* Start Exercise material *

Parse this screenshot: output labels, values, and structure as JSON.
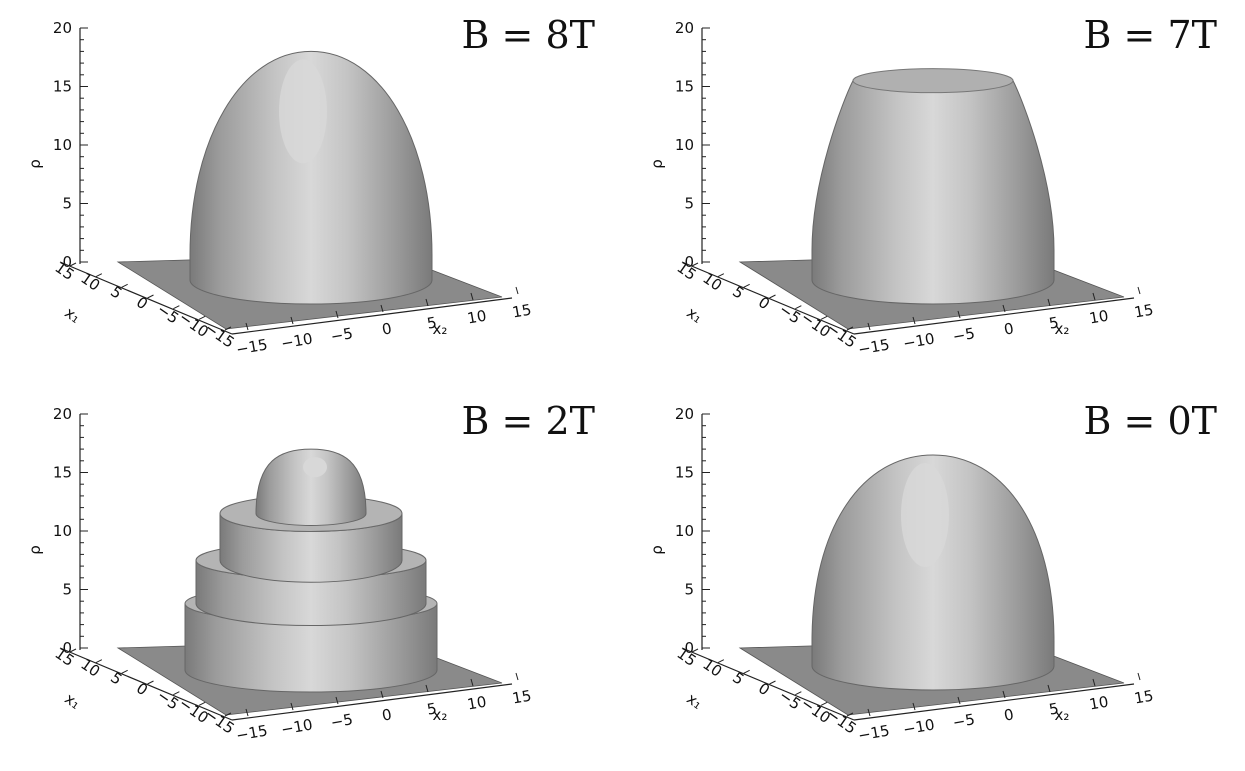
{
  "panels": [
    {
      "title": "B  =  8T",
      "shape": "dome",
      "peak": 18,
      "flat_top": false
    },
    {
      "title": "B  =  7T",
      "shape": "flat",
      "peak": 15.5,
      "flat_top": true
    },
    {
      "title": "B  =  2T",
      "shape": "steps",
      "peak": 17,
      "flat_top": false
    },
    {
      "title": "B  =  0T",
      "shape": "dome",
      "peak": 16.5,
      "flat_top": false
    }
  ],
  "axes": {
    "z_label": "ρ",
    "z_ticks": [
      "0",
      "5",
      "10",
      "15",
      "20"
    ],
    "x_label": "x₂",
    "x_ticks": [
      "−15",
      "−10",
      "−5",
      "0",
      "5",
      "10",
      "15"
    ],
    "y_label": "x₁",
    "y_ticks": [
      "15",
      "10",
      "5",
      "0",
      "−5",
      "−10",
      "−15"
    ]
  },
  "colors": {
    "floor": "#8a8a8a",
    "surface_dark": "#7a7a7a",
    "surface_mid": "#9b9b9b",
    "surface_light": "#c4c4c4",
    "surface_highlight": "#d8d8d8"
  }
}
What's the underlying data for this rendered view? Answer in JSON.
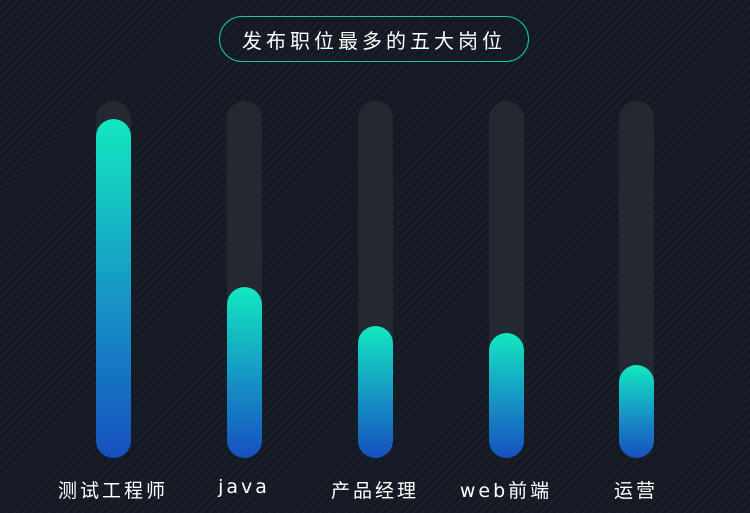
{
  "header": {
    "title": "发布职位最多的五大岗位"
  },
  "chart_data": {
    "type": "bar",
    "title": "发布职位最多的五大岗位",
    "categories": [
      "测试工程师",
      "java",
      "产品经理",
      "web前端",
      "运营"
    ],
    "values": [
      95,
      48,
      37,
      35,
      26
    ],
    "ylim": [
      0,
      100
    ],
    "grid": false,
    "colors": {
      "track": "#232831",
      "gradient_top": "#12e8c0",
      "gradient_bottom": "#1650bf",
      "accent": "#18c7a7"
    }
  }
}
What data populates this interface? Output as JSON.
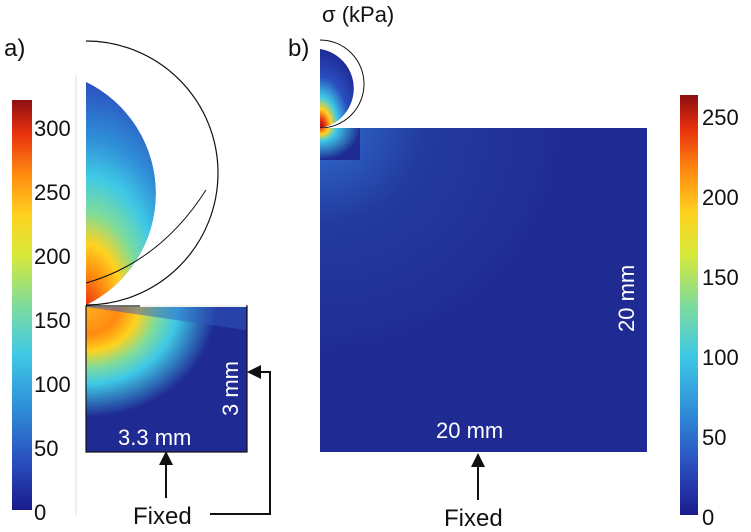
{
  "title": "σ (kPa)",
  "panels": {
    "a": {
      "label": "a)",
      "width_label": "3.3 mm",
      "height_label": "3 mm",
      "fixed_label": "Fixed"
    },
    "b": {
      "label": "b)",
      "width_label": "20 mm",
      "height_label": "20 mm",
      "fixed_label": "Fixed"
    }
  },
  "colorbars": {
    "left": {
      "ticks": [
        "0",
        "50",
        "100",
        "150",
        "200",
        "250",
        "300"
      ]
    },
    "right": {
      "ticks": [
        "0",
        "50",
        "100",
        "150",
        "200",
        "250"
      ]
    }
  },
  "colors": {
    "background_field": "#1f2a93",
    "colormap": [
      "#1b1b8c",
      "#2a4fbf",
      "#2f8fd8",
      "#3fc9e6",
      "#7fdc9a",
      "#d7e93a",
      "#ffd21f",
      "#ff8a10",
      "#e8300e",
      "#8b0f12"
    ]
  }
}
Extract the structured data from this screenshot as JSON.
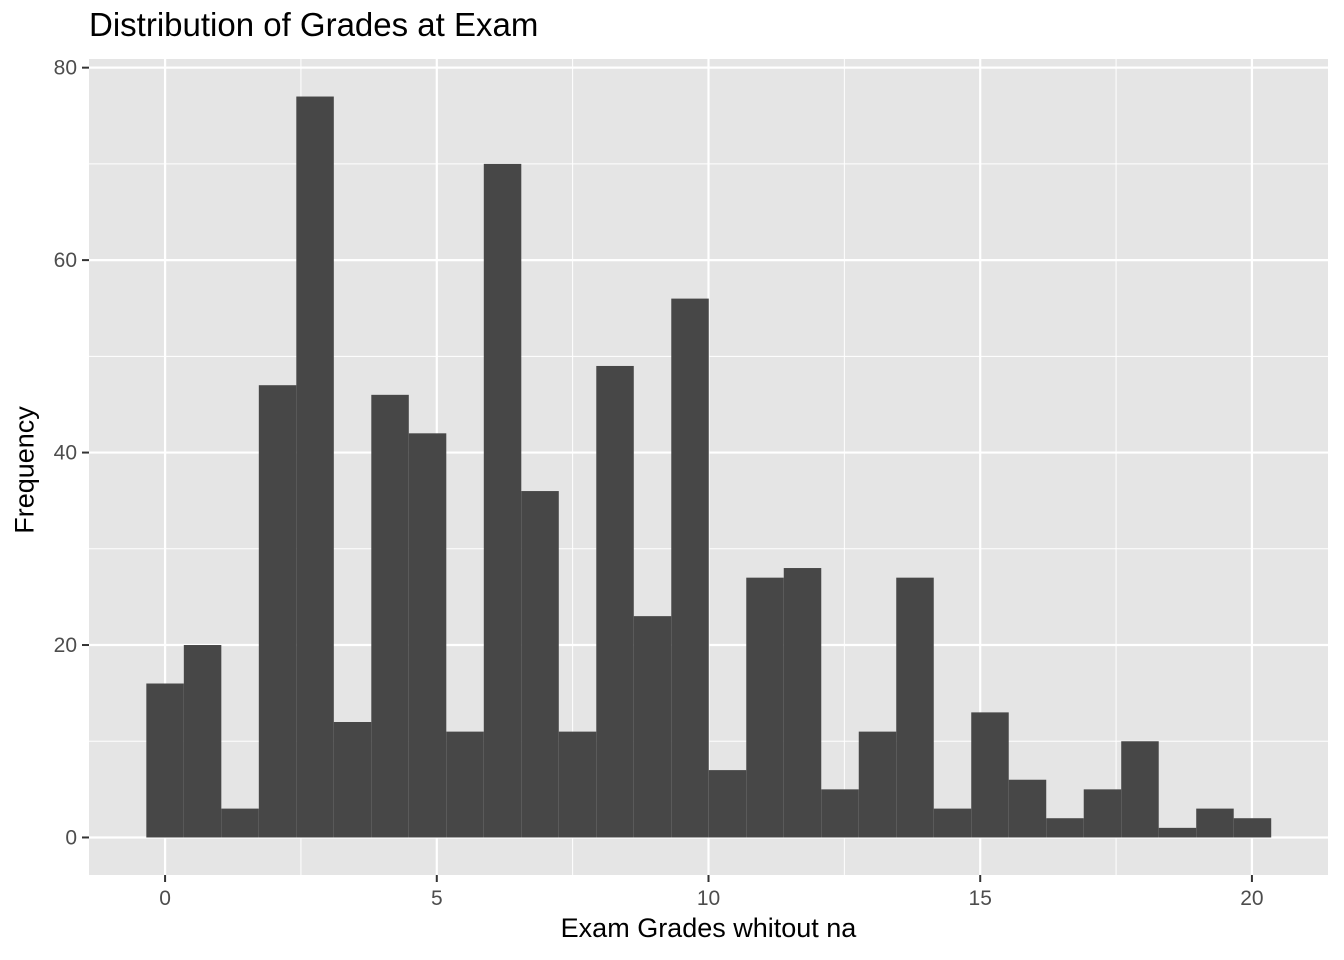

* End Exercise material *

» Exercise details
Copy out the records above in full, exactly as written, but not the pictures.

» Solution for this problem
Parse this screenshot: output labels, values, and structure as JSON.
{
  "panels": [
    {
      "title": "B  =  8T",
      "shape": "dome",
      "peak": 18,
      "flat_top": false
    },
    {
      "title": "B  =  7T",
      "shape": "flat",
      "peak": 15.5,
      "flat_top": true
    },
    {
      "title": "B  =  2T",
      "shape": "steps",
      "peak": 17,
      "flat_top": false
    },
    {
      "title": "B  =  0T",
      "shape": "dome",
      "peak": 16.5,
      "flat_top": false
    }
  ],
  "axes": {
    "z_label": "ρ",
    "z_ticks": [
      "0",
      "5",
      "10",
      "15",
      "20"
    ],
    "x_label": "x₂",
    "x_ticks": [
      "−15",
      "−10",
      "−5",
      "0",
      "5",
      "10",
      "15"
    ],
    "y_label": "x₁",
    "y_ticks": [
      "15",
      "10",
      "5",
      "0",
      "−5",
      "−10",
      "−15"
    ]
  },
  "colors": {
    "floor": "#8a8a8a",
    "surface_dark": "#7a7a7a",
    "surface_mid": "#9b9b9b",
    "surface_light": "#c4c4c4",
    "surface_highlight": "#d8d8d8"
  }
}
What's the underlying data for this rendered view? Answer in JSON.
{
  "header": {
    "title": "发布职位最多的五大岗位"
  },
  "chart_data": {
    "type": "bar",
    "title": "发布职位最多的五大岗位",
    "categories": [
      "测试工程师",
      "java",
      "产品经理",
      "web前端",
      "运营"
    ],
    "values": [
      95,
      48,
      37,
      35,
      26
    ],
    "ylim": [
      0,
      100
    ],
    "grid": false,
    "colors": {
      "track": "#232831",
      "gradient_top": "#12e8c0",
      "gradient_bottom": "#1650bf",
      "accent": "#18c7a7"
    }
  }
}
What data populates this interface? Output as JSON.
{
  "title": "σ (kPa)",
  "panels": {
    "a": {
      "label": "a)",
      "width_label": "3.3 mm",
      "height_label": "3 mm",
      "fixed_label": "Fixed"
    },
    "b": {
      "label": "b)",
      "width_label": "20 mm",
      "height_label": "20 mm",
      "fixed_label": "Fixed"
    }
  },
  "colorbars": {
    "left": {
      "ticks": [
        "0",
        "50",
        "100",
        "150",
        "200",
        "250",
        "300"
      ]
    },
    "right": {
      "ticks": [
        "0",
        "50",
        "100",
        "150",
        "200",
        "250"
      ]
    }
  },
  "colors": {
    "background_field": "#1f2a93",
    "colormap": [
      "#1b1b8c",
      "#2a4fbf",
      "#2f8fd8",
      "#3fc9e6",
      "#7fdc9a",
      "#d7e93a",
      "#ffd21f",
      "#ff8a10",
      "#e8300e",
      "#8b0f12"
    ]
  }
}
Extract the structured data from this screenshot as JSON.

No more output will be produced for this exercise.